> [Given instruction] Your task is to output the data exactly as it stands.

**** Task input

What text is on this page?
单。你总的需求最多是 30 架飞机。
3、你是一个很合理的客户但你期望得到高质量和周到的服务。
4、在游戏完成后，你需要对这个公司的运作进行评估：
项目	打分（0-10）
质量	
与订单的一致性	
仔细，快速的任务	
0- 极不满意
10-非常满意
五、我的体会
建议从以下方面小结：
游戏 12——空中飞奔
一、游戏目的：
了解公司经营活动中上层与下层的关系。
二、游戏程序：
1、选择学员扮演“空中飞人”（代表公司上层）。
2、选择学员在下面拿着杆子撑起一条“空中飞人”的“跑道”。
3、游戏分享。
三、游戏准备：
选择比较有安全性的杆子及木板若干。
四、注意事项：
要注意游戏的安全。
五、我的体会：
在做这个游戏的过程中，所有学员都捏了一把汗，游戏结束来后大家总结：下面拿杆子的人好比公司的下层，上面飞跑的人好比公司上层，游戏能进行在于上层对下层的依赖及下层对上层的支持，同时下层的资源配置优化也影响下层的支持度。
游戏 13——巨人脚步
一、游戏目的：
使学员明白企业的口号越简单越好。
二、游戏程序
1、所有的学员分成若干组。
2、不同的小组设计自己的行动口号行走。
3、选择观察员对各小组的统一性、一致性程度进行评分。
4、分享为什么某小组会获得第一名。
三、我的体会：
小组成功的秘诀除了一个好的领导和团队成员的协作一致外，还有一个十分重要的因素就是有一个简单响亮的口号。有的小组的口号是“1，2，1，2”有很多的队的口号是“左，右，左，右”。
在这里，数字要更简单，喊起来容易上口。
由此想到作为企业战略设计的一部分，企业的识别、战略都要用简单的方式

********

> [In response]
What text is on this page?
单。你总的需求最多是 30 架飞机。
3、你是一个很合理的客户但你期望得到高质量和周到的服务。
4、在游戏完成后，你需要对这个公司的运作进行评估：
项目	打分（0-10）
质量	
与订单的一致性	
仔细，快速的任务	
0- 极不满意
10-非常满意
五、我的体会
建议从以下方面小结：
游戏 12——空中飞奔
一、游戏目的：
了解公司经营活动中上层与下层的关系。
二、游戏程序：
1、选择学员扮演“空中飞人”（代表公司上层）。
2、选择学员在下面拿着杆子撑起一条“空中飞人”的“跑道”。
3、游戏分享。
三、游戏准备：
选择比较有安全性的杆子及木板若干。
四、注意事项：
要注意游戏的安全。
五、我的体会：
在做这个游戏的过程中，所有学员都捏了一把汗，游戏结束来后大家总结：下面拿杆子的人好比公司的下层，上面飞跑的人好比公司上层，游戏能进行在于上层对下层的依赖及下层对上层的支持，同时下层的资源配置优化也影响下层的支持度。
游戏 13——巨人脚步
一、游戏目的：
使学员明白企业的口号越简单越好。
二、游戏程序
1、所有的学员分成若干组。
2、不同的小组设计自己的行动口号行走。
3、选择观察员对各小组的统一性、一致性程度进行评分。
4、分享为什么某小组会获得第一名。
三、我的体会：
小组成功的秘诀除了一个好的领导和团队成员的协作一致外，还有一个十分重要的因素就是有一个简单响亮的口号。有的小组的口号是“1，2，1，2”有很多的队的口号是“左，右，左，右”。
在这里，数字要更简单，喊起来容易上口。
由此想到作为企业战略设计的一部分，企业的识别、战略都要用简单的方式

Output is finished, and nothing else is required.